[Start Entries supplied]
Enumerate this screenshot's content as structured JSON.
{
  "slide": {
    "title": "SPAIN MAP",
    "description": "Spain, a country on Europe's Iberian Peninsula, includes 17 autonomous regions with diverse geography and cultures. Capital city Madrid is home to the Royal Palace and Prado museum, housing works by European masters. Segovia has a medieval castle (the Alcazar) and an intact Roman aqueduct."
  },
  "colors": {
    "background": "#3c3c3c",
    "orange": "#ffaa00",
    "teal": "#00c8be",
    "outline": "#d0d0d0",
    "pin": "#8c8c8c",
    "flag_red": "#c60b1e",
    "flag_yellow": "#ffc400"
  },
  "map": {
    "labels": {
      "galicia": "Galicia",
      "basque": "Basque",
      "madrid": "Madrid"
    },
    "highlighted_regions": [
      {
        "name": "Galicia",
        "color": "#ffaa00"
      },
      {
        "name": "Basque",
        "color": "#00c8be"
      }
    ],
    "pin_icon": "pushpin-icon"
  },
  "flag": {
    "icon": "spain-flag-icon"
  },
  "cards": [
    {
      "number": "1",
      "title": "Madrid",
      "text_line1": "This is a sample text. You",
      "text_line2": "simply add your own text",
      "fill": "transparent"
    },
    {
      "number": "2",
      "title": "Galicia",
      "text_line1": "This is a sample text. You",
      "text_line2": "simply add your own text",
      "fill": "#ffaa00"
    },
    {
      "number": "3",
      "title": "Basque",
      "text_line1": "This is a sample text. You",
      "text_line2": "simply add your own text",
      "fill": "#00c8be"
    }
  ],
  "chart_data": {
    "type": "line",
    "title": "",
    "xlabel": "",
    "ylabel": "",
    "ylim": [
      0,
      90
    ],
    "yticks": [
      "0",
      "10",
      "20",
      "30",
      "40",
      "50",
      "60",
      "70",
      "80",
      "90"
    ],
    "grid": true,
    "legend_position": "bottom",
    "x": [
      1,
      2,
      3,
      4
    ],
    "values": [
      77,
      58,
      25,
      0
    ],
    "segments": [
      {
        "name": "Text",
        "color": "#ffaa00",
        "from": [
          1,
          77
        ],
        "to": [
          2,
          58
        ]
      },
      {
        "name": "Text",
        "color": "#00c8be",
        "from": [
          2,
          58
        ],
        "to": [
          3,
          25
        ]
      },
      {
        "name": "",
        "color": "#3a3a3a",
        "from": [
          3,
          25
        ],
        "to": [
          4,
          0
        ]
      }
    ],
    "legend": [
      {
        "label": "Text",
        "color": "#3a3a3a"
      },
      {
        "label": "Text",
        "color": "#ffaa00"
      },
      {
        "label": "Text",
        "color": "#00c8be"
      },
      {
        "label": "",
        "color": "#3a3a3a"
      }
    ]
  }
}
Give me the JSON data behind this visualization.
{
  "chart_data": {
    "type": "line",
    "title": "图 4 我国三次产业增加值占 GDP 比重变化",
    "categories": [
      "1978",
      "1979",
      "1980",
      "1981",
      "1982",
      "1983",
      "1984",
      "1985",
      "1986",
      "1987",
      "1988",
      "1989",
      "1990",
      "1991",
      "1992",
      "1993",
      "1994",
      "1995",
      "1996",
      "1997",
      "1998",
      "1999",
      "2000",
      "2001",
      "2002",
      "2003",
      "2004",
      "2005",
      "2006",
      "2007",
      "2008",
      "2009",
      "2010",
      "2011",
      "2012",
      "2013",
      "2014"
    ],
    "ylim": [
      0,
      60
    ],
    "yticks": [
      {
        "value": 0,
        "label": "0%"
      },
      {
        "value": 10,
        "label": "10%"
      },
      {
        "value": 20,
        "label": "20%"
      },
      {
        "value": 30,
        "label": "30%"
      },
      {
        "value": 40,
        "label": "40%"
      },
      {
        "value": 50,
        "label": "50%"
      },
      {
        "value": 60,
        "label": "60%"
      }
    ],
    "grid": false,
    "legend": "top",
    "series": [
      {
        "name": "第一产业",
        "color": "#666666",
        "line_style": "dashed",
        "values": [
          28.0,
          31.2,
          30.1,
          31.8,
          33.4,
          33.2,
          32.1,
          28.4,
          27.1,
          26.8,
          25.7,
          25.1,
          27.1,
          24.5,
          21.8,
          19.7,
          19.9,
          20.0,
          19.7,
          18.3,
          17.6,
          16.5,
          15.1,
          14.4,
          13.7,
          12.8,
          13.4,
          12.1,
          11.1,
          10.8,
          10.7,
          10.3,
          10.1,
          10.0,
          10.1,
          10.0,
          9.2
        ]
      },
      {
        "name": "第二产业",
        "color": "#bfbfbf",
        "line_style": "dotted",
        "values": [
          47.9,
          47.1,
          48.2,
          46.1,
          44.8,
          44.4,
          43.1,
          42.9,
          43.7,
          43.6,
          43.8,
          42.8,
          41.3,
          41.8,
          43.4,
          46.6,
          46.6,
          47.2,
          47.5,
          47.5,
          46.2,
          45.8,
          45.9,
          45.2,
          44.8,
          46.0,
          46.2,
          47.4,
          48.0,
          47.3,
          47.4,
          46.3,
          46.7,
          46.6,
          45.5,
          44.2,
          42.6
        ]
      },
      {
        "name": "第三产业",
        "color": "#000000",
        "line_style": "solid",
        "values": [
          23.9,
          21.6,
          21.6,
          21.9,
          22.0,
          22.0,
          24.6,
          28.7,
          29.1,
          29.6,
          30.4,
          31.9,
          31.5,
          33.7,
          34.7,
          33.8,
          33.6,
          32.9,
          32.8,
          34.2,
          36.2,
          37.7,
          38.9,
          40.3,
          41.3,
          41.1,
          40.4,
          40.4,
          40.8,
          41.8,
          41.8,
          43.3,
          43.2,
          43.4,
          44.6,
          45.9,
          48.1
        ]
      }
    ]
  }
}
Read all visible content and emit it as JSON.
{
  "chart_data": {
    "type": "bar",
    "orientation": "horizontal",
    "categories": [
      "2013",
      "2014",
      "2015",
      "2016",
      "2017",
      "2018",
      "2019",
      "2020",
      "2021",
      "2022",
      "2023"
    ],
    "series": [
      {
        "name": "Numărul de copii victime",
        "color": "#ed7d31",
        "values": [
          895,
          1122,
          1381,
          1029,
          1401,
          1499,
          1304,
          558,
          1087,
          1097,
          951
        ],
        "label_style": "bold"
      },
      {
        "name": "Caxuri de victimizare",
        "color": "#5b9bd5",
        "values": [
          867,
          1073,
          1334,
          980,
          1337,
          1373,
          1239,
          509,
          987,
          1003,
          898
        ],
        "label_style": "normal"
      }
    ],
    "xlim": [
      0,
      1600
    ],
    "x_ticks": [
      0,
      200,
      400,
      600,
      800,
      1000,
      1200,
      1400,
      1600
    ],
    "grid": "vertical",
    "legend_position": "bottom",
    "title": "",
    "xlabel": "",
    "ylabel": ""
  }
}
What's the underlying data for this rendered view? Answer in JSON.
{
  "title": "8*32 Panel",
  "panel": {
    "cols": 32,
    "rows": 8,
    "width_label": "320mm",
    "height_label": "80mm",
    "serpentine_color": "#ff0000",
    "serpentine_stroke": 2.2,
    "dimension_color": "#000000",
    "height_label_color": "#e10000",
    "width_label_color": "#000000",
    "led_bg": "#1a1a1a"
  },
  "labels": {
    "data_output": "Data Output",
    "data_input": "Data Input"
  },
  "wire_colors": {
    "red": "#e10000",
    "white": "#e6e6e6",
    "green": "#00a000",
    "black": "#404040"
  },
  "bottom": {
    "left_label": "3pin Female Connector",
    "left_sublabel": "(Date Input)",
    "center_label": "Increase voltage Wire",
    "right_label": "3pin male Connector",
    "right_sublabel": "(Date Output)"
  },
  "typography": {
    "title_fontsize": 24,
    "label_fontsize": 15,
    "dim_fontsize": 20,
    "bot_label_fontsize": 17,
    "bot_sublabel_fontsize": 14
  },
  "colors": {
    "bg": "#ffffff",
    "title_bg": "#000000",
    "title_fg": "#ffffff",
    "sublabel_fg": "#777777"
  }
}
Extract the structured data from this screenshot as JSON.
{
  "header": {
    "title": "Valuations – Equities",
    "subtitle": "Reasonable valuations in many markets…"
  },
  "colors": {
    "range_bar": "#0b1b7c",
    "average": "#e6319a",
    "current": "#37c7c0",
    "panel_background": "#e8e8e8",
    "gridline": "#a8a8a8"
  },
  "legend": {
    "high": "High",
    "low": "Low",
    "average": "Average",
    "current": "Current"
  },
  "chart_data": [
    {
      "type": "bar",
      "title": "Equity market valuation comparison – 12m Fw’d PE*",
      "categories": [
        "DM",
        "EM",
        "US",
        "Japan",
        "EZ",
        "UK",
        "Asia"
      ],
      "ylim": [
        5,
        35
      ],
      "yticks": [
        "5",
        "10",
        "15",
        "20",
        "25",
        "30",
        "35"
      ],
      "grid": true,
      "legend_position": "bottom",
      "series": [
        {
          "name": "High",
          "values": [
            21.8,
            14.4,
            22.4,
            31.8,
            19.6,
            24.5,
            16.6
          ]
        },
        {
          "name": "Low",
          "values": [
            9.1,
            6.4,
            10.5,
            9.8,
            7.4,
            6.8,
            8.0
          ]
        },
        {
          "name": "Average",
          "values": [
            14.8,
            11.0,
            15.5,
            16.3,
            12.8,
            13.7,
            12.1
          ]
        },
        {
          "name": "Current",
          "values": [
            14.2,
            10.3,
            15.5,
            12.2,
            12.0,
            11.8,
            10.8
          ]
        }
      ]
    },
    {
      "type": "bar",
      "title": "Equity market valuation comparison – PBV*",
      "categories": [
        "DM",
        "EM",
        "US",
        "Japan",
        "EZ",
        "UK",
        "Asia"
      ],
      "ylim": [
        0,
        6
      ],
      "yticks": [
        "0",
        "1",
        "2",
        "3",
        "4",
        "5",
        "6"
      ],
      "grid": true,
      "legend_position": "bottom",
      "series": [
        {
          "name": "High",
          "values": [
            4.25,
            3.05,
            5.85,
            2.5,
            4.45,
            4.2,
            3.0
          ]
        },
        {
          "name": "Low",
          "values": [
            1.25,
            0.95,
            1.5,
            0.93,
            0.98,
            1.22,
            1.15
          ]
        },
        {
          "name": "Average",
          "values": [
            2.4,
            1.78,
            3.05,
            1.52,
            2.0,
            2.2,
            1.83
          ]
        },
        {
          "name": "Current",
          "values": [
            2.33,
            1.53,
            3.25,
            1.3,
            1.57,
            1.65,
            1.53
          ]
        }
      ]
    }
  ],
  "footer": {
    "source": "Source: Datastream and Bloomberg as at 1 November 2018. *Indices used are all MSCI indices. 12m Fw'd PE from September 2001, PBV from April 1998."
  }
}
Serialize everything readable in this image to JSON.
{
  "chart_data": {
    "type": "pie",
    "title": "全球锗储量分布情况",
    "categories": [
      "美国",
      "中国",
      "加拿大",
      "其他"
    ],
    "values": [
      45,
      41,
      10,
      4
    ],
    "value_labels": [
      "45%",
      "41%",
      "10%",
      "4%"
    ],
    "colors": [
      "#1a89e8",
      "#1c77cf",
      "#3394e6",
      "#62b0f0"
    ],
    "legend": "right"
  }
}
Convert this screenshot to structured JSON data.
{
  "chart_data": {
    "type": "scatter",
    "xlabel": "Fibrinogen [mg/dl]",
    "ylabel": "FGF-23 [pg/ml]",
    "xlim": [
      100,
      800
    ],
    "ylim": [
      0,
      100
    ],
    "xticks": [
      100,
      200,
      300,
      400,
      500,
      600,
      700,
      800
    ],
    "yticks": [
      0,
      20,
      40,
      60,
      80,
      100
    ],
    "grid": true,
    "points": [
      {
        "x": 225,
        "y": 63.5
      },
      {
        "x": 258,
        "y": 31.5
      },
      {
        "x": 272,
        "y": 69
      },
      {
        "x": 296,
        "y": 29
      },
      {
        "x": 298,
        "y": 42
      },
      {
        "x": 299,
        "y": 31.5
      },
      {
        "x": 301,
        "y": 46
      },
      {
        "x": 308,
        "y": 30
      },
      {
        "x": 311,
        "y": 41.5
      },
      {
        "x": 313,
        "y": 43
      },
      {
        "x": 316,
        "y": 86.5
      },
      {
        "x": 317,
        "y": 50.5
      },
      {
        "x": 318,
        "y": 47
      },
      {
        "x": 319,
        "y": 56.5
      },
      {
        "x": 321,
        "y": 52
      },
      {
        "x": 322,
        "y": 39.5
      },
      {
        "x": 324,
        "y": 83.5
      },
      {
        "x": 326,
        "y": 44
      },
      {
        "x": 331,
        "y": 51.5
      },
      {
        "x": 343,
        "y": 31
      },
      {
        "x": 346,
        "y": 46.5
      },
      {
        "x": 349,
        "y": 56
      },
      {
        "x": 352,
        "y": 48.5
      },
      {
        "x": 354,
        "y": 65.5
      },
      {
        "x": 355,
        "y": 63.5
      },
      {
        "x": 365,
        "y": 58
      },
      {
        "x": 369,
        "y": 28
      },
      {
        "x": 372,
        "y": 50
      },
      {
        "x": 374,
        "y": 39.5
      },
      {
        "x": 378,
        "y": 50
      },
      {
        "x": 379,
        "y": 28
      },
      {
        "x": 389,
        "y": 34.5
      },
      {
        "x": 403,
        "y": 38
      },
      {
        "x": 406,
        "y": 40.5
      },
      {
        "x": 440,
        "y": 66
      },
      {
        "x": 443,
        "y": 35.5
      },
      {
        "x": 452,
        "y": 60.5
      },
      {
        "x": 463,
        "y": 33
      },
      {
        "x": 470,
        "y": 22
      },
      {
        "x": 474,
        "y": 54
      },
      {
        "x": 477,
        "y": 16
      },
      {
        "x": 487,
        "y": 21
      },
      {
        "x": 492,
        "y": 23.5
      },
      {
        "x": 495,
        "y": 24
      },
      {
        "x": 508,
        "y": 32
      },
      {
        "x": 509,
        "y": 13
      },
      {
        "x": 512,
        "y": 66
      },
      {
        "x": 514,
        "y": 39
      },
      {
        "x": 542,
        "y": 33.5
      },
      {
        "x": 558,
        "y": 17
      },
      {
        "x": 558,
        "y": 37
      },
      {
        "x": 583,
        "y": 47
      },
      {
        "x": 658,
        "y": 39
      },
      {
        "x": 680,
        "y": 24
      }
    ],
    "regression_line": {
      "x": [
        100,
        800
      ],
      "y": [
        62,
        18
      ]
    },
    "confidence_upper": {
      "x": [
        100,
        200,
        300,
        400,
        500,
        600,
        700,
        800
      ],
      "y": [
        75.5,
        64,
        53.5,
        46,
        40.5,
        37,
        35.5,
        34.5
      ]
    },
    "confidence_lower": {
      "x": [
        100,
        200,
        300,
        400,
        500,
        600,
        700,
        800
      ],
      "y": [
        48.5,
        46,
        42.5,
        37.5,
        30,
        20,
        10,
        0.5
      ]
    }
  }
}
[End Entries supplied]
What the task asks:
Gather from the entries above all lines that include the string "type".

Answer for this exercise:
    "type": "line",
    "type": "line",
    "type": "bar",
      "type": "bar",
      "type": "bar",
    "type": "pie",
    "type": "scatter",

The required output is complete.